Tasks for this exercise:
(A) Reproduce verbatim the portion of the New Mexico State–UNM football preview between "Neither club has" and "coach Doug Martin.", inclusive.
(B) Carry on writing the New Mexico State–UNM football preview, picking up after its final sentence.

Passage given:

The 105th I-25 rivalry football game between New Mexico State University and the University of New Mexico will be played Saturday, in Albuquerque, between two teams that could use such a victory.
Neither club has been particularly good to this point of the 2013 season - the Aggies enter the contest with an 0-5 record while the Lobos hold a 1-3 mark - while UNM is favored by nearly 11 points as kickoff approaches.
Both programs have talked this year about the in-state rivalry’s importance, however, and for the Aggies it would be their first win under first-year head coach Doug Martin.
Here, we take a look at the key elements going into Saturday’s contest for state supremacy:
The Lobo run game: This is obviously a major storyline, as UNM has a prolific rushing attack (the team ranks No. 3 in the nation with 1,298 yards on the ground while scoring 14 rushing touchdowns). The Aggies, in turn, are dead last in the FBS (No. 123) in rush defense (surrendering nearly 300 yards per game).
UNM runs a variation of the triple option: The Lobos will often line up with quarterback Cole Gautche in semi-shotgun, which can also come with him flanked by three backs. The team will play power football, utilizing the zone-read to run the ball up the middle, between the tackles. Gautche will also take the ball to the outside as well - with the pitch runner in tow - in an effort to break off a big run on the perimeter.
The Lobos offensive line, coached by former Aggie assistant Jason Lenzmeier, is a strength.
In short, such a gameplan will test the Aggies discipline on defense throughout the evening.
A handful of players highlight the Lobo stat sheet, headlined by leading rusher Kasey Carrier (93 carries, 559 yards and five touchdowns). The team will also utilize running back Crusoe Gongbay (21 carries, 200 yards, one touchdown) and wide receiver Carlos Wiggins (five carries, 133 yards, two touchdowns).

Given data:
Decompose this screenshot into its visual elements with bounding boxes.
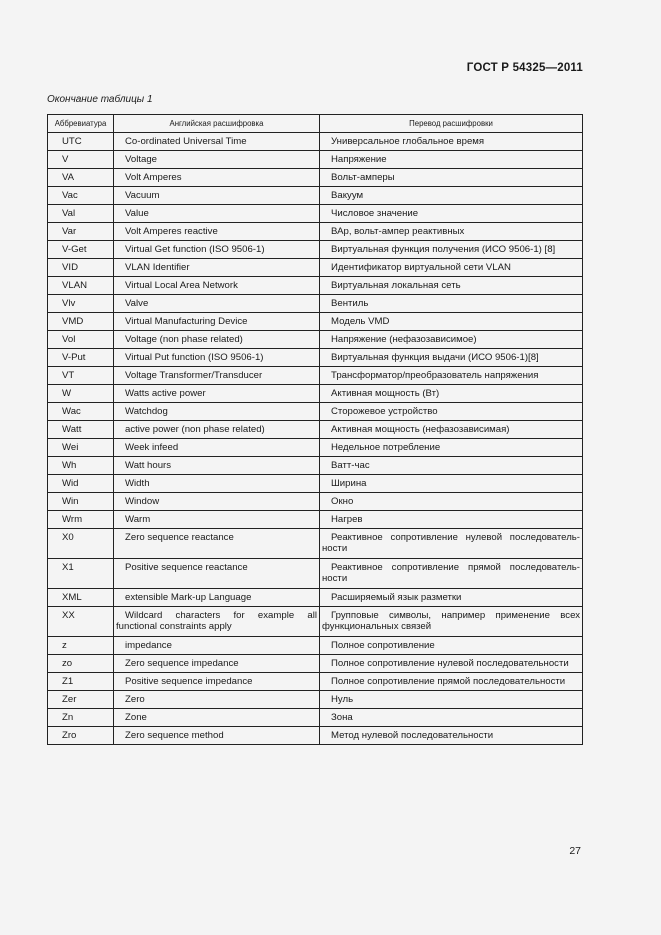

Answers to the exercises:
(A)
Neither club has been particularly good to this point of the 2013 season - the Aggies enter the contest with an 0-5 record while the Lobos hold a 1-3 mark - while UNM is favored by nearly 11 points as kickoff approaches.
Both programs have talked this year about the in-state rivalry’s importance, however, and for the Aggies it would be their first win under first-year head coach Doug Martin.

(B)
Gautche is a big player (6-foot-4, 223 pounds) who can be tough to bring down (44 carries, 276 yards and five touchdowns) and the team can also bring in backup quarterback Clayton Mitchem (24 carries, 38 yards and two touchdowns) to aid in the rushing effort.
Another element of the Lobo attack: they’ll keep their eye on the Aggie safeties, and their proximity to the line of scrimmage. If they feel the NMSU defensive backs are too close for comfort, a play-action pass will likely be ran, with a deep ball to follow.
Stopping the Lobos rushing attack all together is a likely impossibility - they’ve had big efforts against UTEP (57 carries, 395 yards) and UNLV (59 carries, 497 yards) and a respectable showing against BCS program Pitt (52 carries, 213 yards). The team averages 31 points per contest, while scoring 42 points on two separate occasions this season.
Slowing it down, however, is a must if the Aggies want a chance at victory. At the very least, NMSU has to make UNM earn what it gets - short gains and a ball-control offense would be preferred rather than watching the Lobos rip off a handful of long runs, something they’re capable of.
Aggies offensive production: Martin said in order for the Aggies to win Saturday, a high-scoring attack must be in the offing.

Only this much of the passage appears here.